--- The data ---
* * * * *

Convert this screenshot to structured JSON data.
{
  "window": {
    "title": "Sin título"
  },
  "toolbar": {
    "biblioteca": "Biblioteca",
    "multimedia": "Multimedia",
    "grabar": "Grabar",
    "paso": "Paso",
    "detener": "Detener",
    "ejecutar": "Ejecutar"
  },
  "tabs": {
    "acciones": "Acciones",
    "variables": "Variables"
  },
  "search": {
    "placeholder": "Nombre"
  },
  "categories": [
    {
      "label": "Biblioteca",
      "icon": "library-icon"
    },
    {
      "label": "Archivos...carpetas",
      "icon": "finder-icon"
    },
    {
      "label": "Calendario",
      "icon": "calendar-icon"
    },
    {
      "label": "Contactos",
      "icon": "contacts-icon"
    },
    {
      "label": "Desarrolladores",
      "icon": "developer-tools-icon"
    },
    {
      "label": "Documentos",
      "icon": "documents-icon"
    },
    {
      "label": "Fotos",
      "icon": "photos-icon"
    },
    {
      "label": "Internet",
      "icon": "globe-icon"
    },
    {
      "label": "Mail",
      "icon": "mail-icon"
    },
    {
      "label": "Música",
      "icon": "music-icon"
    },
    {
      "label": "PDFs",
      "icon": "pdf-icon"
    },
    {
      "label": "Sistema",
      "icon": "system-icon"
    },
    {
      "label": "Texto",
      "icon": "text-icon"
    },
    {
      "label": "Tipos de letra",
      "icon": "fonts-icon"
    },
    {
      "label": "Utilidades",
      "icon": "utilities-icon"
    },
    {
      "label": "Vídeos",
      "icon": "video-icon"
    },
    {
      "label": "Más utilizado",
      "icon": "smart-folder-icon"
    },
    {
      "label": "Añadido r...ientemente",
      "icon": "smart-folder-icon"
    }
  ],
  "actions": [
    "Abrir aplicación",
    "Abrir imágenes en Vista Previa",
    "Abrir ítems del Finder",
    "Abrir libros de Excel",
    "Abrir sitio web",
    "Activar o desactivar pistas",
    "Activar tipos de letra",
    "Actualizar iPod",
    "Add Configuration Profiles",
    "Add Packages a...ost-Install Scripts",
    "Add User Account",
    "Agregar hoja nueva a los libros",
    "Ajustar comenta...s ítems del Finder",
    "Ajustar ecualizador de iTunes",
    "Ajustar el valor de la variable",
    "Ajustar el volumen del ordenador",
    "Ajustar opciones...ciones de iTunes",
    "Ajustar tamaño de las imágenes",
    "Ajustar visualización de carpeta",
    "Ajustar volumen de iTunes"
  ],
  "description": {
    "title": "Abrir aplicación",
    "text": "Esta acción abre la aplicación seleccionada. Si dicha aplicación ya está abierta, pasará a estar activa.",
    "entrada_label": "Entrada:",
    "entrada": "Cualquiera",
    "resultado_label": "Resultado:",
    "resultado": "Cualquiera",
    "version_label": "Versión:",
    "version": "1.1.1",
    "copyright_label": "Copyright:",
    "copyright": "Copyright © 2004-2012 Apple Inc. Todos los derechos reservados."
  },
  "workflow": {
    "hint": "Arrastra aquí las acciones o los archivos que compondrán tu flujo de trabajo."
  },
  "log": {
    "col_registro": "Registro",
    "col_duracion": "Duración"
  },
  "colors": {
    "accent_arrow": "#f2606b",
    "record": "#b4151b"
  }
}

* * * * *

--- Your task ---
All lines above with "acciones" in them should be returned.

--- Solution to the problem ---
    "acciones": "Acciones",
    "hint": "Arrastra aquí las acciones o los archivos que compondrán tu flujo de trabajo."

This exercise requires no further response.